== Extracted data
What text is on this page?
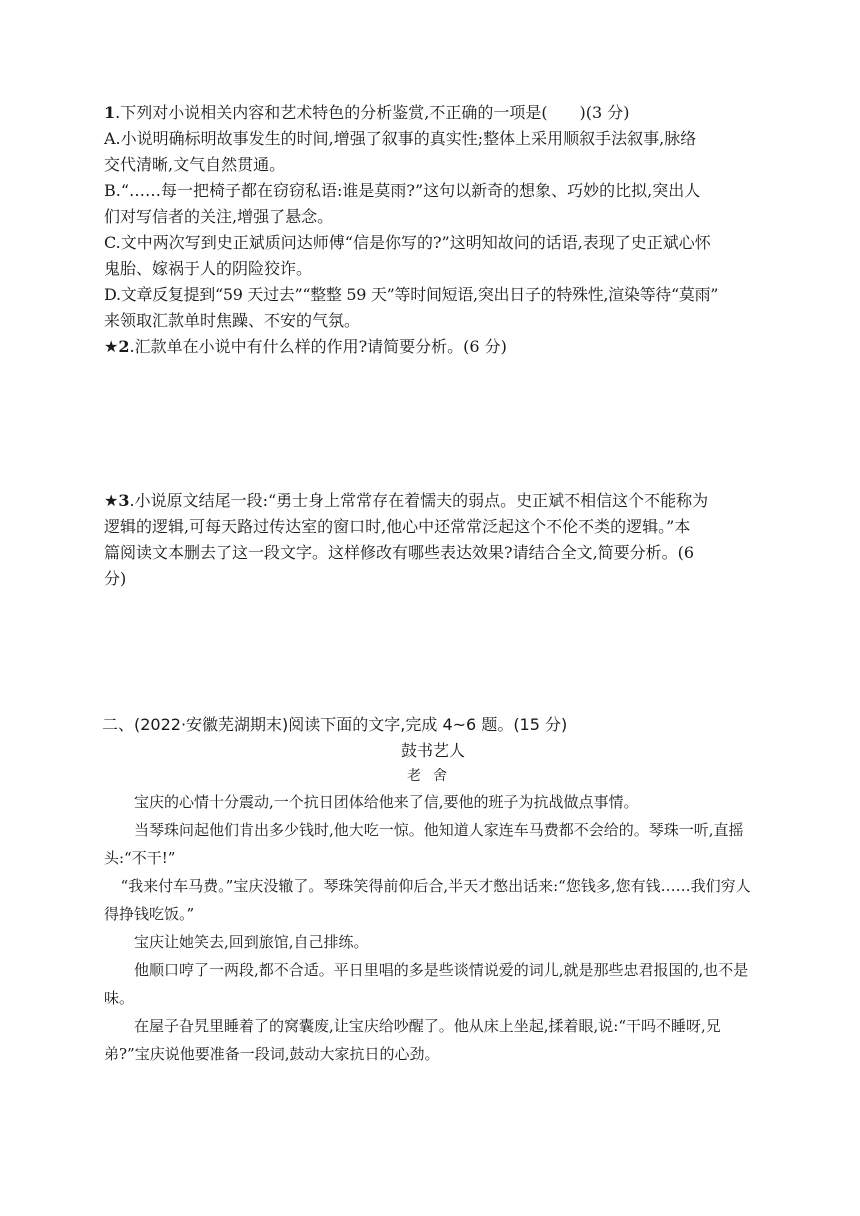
1.下列对小说相关内容和艺术特色的分析鉴赏,不正确的一项是(　　)(3 分)
A.小说明确标明故事发生的时间,增强了叙事的真实性;整体上采用顺叙手法叙事,脉络
交代清晰,文气自然贯通。
B.“……每一把椅子都在窃窃私语:谁是莫雨?”这句以新奇的想象、巧妙的比拟,突出人
们对写信者的关注,增强了悬念。
C.文中两次写到史正斌质问达师傅“信是你写的?”这明知故问的话语,表现了史正斌心怀
鬼胎、嫁祸于人的阴险狡诈。
D.文章反复提到“59 天过去”“整整 59 天”等时间短语,突出日子的特殊性,渲染等待“莫雨”
来领取汇款单时焦躁、不安的气氛。
★2.汇款单在小说中有什么样的作用?请简要分析。(6 分)
★3.小说原文结尾一段:“勇士身上常常存在着懦夫的弱点。史正斌不相信这个不能称为
逻辑的逻辑,可每天路过传达室的窗口时,他心中还常常泛起这个不伦不类的逻辑。”本
篇阅读文本删去了这一段文字。这样修改有哪些表达效果?请结合全文,简要分析。(6
分)
二、(2022·安徽芜湖期末)阅读下面的文字,完成 4~6 题。(15 分)
鼓书艺人
老舍

宝庆的心情十分震动,一个抗日团体给他来了信,要他的班子为抗战做点事情。

当琴珠问起他们肯出多少钱时,他大吃一惊。他知道人家连车马费都不会给的。琴珠一听,直摇头:“不干!”

“我来付车马费。”宝庆没辙了。琴珠笑得前仰后合,半天才憋出话来:“您钱多,您有钱……我们穷人得挣钱吃饭。”

宝庆让她笑去,回到旅馆,自己排练。

他顺口哼了一两段,都不合适。平日里唱的多是些谈情说爱的词儿,就是那些忠君报国的,也不是味。

在屋子旮旯里睡着了的窝囊废,让宝庆给吵醒了。他从床上坐起,揉着眼,说:“干吗不睡呀,兄弟?”宝庆说他要准备一段词,鼓动大家抗日的心劲。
====
**What is being asked**
Retype all of the entries exactly as written, leaving out any images.

**Result for this task**
What text is on this page?
1.下列对小说相关内容和艺术特色的分析鉴赏,不正确的一项是(　　)(3 分)
A.小说明确标明故事发生的时间,增强了叙事的真实性;整体上采用顺叙手法叙事,脉络
交代清晰,文气自然贯通。
B.“……每一把椅子都在窃窃私语:谁是莫雨?”这句以新奇的想象、巧妙的比拟,突出人
们对写信者的关注,增强了悬念。
C.文中两次写到史正斌质问达师傅“信是你写的?”这明知故问的话语,表现了史正斌心怀
鬼胎、嫁祸于人的阴险狡诈。
D.文章反复提到“59 天过去”“整整 59 天”等时间短语,突出日子的特殊性,渲染等待“莫雨”
来领取汇款单时焦躁、不安的气氛。
★2.汇款单在小说中有什么样的作用?请简要分析。(6 分)
★3.小说原文结尾一段:“勇士身上常常存在着懦夫的弱点。史正斌不相信这个不能称为
逻辑的逻辑,可每天路过传达室的窗口时,他心中还常常泛起这个不伦不类的逻辑。”本
篇阅读文本删去了这一段文字。这样修改有哪些表达效果?请结合全文,简要分析。(6
分)
二、(2022·安徽芜湖期末)阅读下面的文字,完成 4~6 题。(15 分)
鼓书艺人
老舍

宝庆的心情十分震动,一个抗日团体给他来了信,要他的班子为抗战做点事情。

当琴珠问起他们肯出多少钱时,他大吃一惊。他知道人家连车马费都不会给的。琴珠一听,直摇头:“不干!”

“我来付车马费。”宝庆没辙了。琴珠笑得前仰后合,半天才憋出话来:“您钱多,您有钱……我们穷人得挣钱吃饭。”

宝庆让她笑去,回到旅馆,自己排练。

他顺口哼了一两段,都不合适。平日里唱的多是些谈情说爱的词儿,就是那些忠君报国的,也不是味。

在屋子旮旯里睡着了的窝囊废,让宝庆给吵醒了。他从床上坐起,揉着眼,说:“干吗不睡呀,兄弟?”宝庆说他要准备一段词,鼓动大家抗日的心劲。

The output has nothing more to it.